WHAT IS REQUIRED: Print out every record exactly as it appears.

-- RECORDS FOR THIS TASK start --

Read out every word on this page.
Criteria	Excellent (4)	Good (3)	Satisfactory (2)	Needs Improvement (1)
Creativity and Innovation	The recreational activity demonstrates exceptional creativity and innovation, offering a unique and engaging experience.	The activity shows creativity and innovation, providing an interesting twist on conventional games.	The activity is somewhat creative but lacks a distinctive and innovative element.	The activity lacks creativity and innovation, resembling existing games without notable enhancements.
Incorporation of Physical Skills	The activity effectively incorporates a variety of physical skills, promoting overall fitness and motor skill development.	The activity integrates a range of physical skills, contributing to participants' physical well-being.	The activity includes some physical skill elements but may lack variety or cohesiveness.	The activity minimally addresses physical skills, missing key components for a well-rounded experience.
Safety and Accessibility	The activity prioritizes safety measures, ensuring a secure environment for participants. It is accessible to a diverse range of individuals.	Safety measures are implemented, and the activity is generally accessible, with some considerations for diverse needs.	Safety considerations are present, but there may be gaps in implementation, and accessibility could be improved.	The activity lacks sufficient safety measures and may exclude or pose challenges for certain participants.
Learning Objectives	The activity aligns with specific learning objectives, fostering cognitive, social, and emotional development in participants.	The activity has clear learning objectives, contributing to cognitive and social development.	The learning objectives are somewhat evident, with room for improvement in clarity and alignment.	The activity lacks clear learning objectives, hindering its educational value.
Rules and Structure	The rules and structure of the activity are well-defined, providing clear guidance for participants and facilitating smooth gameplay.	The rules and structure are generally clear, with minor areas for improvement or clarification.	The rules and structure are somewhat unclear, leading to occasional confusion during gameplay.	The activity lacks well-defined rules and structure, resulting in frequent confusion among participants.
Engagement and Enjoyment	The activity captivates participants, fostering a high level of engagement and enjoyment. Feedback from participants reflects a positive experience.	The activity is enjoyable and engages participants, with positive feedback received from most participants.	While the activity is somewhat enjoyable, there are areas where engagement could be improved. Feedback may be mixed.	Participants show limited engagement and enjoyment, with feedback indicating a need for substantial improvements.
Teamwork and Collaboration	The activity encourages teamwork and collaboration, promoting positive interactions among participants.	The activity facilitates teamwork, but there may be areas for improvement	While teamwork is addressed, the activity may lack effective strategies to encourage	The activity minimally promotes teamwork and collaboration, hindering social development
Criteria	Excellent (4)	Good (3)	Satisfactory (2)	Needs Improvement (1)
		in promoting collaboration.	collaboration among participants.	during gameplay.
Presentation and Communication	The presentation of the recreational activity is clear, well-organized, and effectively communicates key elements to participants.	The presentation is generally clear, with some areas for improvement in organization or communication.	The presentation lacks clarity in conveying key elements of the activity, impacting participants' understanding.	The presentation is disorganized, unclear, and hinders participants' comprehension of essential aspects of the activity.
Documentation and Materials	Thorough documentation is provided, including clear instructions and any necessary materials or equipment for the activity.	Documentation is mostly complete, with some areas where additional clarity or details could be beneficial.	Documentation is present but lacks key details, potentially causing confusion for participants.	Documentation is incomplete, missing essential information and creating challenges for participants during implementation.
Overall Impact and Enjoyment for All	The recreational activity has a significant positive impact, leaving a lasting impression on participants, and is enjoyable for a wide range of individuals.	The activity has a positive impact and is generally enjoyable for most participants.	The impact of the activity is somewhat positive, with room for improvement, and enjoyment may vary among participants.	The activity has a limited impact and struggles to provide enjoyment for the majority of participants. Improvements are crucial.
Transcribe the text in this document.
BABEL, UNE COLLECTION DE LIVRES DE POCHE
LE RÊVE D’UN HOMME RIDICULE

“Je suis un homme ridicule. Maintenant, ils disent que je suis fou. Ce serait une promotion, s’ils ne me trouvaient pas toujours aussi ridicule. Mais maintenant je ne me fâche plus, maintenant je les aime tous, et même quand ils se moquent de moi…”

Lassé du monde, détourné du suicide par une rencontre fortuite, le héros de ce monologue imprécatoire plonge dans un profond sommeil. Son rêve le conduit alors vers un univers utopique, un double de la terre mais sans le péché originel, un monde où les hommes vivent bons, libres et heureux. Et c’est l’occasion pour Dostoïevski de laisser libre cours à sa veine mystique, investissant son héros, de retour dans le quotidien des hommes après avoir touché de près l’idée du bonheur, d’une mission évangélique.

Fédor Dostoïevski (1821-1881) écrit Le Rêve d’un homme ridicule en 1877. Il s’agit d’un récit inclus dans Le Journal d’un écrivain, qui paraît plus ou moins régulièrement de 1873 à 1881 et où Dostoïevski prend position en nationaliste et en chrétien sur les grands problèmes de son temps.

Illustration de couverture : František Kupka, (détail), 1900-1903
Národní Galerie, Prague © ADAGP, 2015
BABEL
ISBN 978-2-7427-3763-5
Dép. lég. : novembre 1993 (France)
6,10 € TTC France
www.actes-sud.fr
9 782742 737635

-- RECORDS FOR THIS TASK end --

EXERCISE OUTPUT:
Read out every word on this page.
Criteria	Excellent (4)	Good (3)	Satisfactory (2)	Needs Improvement (1)
Creativity and Innovation	The recreational activity demonstrates exceptional creativity and innovation, offering a unique and engaging experience.	The activity shows creativity and innovation, providing an interesting twist on conventional games.	The activity is somewhat creative but lacks a distinctive and innovative element.	The activity lacks creativity and innovation, resembling existing games without notable enhancements.
Incorporation of Physical Skills	The activity effectively incorporates a variety of physical skills, promoting overall fitness and motor skill development.	The activity integrates a range of physical skills, contributing to participants' physical well-being.	The activity includes some physical skill elements but may lack variety or cohesiveness.	The activity minimally addresses physical skills, missing key components for a well-rounded experience.
Safety and Accessibility	The activity prioritizes safety measures, ensuring a secure environment for participants. It is accessible to a diverse range of individuals.	Safety measures are implemented, and the activity is generally accessible, with some considerations for diverse needs.	Safety considerations are present, but there may be gaps in implementation, and accessibility could be improved.	The activity lacks sufficient safety measures and may exclude or pose challenges for certain participants.
Learning Objectives	The activity aligns with specific learning objectives, fostering cognitive, social, and emotional development in participants.	The activity has clear learning objectives, contributing to cognitive and social development.	The learning objectives are somewhat evident, with room for improvement in clarity and alignment.	The activity lacks clear learning objectives, hindering its educational value.
Rules and Structure	The rules and structure of the activity are well-defined, providing clear guidance for participants and facilitating smooth gameplay.	The rules and structure are generally clear, with minor areas for improvement or clarification.	The rules and structure are somewhat unclear, leading to occasional confusion during gameplay.	The activity lacks well-defined rules and structure, resulting in frequent confusion among participants.
Engagement and Enjoyment	The activity captivates participants, fostering a high level of engagement and enjoyment. Feedback from participants reflects a positive experience.	The activity is enjoyable and engages participants, with positive feedback received from most participants.	While the activity is somewhat enjoyable, there are areas where engagement could be improved. Feedback may be mixed.	Participants show limited engagement and enjoyment, with feedback indicating a need for substantial improvements.
Teamwork and Collaboration	The activity encourages teamwork and collaboration, promoting positive interactions among participants.	The activity facilitates teamwork, but there may be areas for improvement	While teamwork is addressed, the activity may lack effective strategies to encourage	The activity minimally promotes teamwork and collaboration, hindering social development
Criteria	Excellent (4)	Good (3)	Satisfactory (2)	Needs Improvement (1)
		in promoting collaboration.	collaboration among participants.	during gameplay.
Presentation and Communication	The presentation of the recreational activity is clear, well-organized, and effectively communicates key elements to participants.	The presentation is generally clear, with some areas for improvement in organization or communication.	The presentation lacks clarity in conveying key elements of the activity, impacting participants' understanding.	The presentation is disorganized, unclear, and hinders participants' comprehension of essential aspects of the activity.
Documentation and Materials	Thorough documentation is provided, including clear instructions and any necessary materials or equipment for the activity.	Documentation is mostly complete, with some areas where additional clarity or details could be beneficial.	Documentation is present but lacks key details, potentially causing confusion for participants.	Documentation is incomplete, missing essential information and creating challenges for participants during implementation.
Overall Impact and Enjoyment for All	The recreational activity has a significant positive impact, leaving a lasting impression on participants, and is enjoyable for a wide range of individuals.	The activity has a positive impact and is generally enjoyable for most participants.	The impact of the activity is somewhat positive, with room for improvement, and enjoyment may vary among participants.	The activity has a limited impact and struggles to provide enjoyment for the majority of participants. Improvements are crucial.
Transcribe the text in this document.
BABEL, UNE COLLECTION DE LIVRES DE POCHE
LE RÊVE D’UN HOMME RIDICULE

“Je suis un homme ridicule. Maintenant, ils disent que je suis fou. Ce serait une promotion, s’ils ne me trouvaient pas toujours aussi ridicule. Mais maintenant je ne me fâche plus, maintenant je les aime tous, et même quand ils se moquent de moi…”

Lassé du monde, détourné du suicide par une rencontre fortuite, le héros de ce monologue imprécatoire plonge dans un profond sommeil. Son rêve le conduit alors vers un univers utopique, un double de la terre mais sans le péché originel, un monde où les hommes vivent bons, libres et heureux. Et c’est l’occasion pour Dostoïevski de laisser libre cours à sa veine mystique, investissant son héros, de retour dans le quotidien des hommes après avoir touché de près l’idée du bonheur, d’une mission évangélique.

Fédor Dostoïevski (1821-1881) écrit Le Rêve d’un homme ridicule en 1877. Il s’agit d’un récit inclus dans Le Journal d’un écrivain, qui paraît plus ou moins régulièrement de 1873 à 1881 et où Dostoïevski prend position en nationaliste et en chrétien sur les grands problèmes de son temps.

Illustration de couverture : František Kupka, (détail), 1900-1903
Národní Galerie, Prague © ADAGP, 2015
BABEL
ISBN 978-2-7427-3763-5
Dép. lég. : novembre 1993 (France)
6,10 € TTC France
www.actes-sud.fr
9 782742 737635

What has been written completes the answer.